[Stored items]
▼▼▼
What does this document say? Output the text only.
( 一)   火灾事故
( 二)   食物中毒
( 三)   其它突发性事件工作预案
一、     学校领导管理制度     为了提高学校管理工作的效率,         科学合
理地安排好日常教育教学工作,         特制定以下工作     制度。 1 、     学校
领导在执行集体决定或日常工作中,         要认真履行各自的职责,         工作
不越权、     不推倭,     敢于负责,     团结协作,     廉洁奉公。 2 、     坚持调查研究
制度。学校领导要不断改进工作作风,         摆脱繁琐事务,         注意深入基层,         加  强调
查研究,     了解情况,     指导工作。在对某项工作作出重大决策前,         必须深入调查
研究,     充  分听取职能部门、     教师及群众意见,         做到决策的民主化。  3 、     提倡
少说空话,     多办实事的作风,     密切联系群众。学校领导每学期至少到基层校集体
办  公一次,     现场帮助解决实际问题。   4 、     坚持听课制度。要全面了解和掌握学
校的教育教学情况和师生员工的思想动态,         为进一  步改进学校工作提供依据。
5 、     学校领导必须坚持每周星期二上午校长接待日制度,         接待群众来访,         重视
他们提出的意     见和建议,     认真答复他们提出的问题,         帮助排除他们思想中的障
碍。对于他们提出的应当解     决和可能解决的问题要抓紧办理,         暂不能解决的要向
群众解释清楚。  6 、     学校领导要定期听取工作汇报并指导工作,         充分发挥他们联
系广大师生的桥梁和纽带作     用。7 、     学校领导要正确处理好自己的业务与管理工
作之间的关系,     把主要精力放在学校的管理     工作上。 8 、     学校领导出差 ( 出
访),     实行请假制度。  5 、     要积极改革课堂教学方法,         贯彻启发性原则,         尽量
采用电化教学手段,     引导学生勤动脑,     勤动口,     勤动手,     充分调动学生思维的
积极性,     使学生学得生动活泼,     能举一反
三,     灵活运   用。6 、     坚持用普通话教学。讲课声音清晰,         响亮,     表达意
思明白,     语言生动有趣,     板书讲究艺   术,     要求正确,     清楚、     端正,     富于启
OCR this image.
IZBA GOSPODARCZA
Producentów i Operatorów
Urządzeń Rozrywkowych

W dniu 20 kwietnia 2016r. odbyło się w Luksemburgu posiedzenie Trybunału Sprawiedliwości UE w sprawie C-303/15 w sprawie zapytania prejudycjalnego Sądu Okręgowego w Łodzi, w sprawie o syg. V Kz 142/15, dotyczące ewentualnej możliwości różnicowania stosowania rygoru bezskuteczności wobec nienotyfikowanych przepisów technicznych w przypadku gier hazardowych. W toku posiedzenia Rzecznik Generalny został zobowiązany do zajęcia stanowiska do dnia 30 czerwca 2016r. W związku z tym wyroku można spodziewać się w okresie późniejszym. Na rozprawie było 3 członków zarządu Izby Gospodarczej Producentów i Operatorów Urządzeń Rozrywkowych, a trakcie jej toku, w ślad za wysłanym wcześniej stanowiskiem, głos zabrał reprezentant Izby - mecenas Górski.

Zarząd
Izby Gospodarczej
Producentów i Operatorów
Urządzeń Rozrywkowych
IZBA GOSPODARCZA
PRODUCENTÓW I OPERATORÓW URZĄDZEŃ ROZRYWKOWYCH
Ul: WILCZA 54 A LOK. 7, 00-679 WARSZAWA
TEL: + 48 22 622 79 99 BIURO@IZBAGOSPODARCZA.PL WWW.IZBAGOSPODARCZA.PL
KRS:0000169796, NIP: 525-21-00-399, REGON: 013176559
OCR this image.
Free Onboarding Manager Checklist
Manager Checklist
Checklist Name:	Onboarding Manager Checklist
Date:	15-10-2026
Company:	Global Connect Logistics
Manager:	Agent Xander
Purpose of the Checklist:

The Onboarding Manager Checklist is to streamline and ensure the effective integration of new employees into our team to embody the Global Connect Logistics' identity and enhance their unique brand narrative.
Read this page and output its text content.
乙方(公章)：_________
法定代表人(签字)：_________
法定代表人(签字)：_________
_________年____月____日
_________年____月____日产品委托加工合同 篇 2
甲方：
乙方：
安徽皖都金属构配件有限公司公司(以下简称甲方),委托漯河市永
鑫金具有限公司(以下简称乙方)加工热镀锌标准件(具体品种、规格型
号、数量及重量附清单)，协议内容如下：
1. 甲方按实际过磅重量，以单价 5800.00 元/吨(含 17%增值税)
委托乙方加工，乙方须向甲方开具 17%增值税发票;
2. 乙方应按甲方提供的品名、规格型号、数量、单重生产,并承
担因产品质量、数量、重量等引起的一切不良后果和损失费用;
▲▲▲
### EXERCISE AIM
Find the lines above that include the string "Logistics" and copy them.

### WRITTEN RESPONSE
Company:	Global Connect Logistics
The Onboarding Manager Checklist is to streamline and ensure the effective integration of new employees into our team to embody the Global Connect Logistics' identity and enhance their unique brand narrative.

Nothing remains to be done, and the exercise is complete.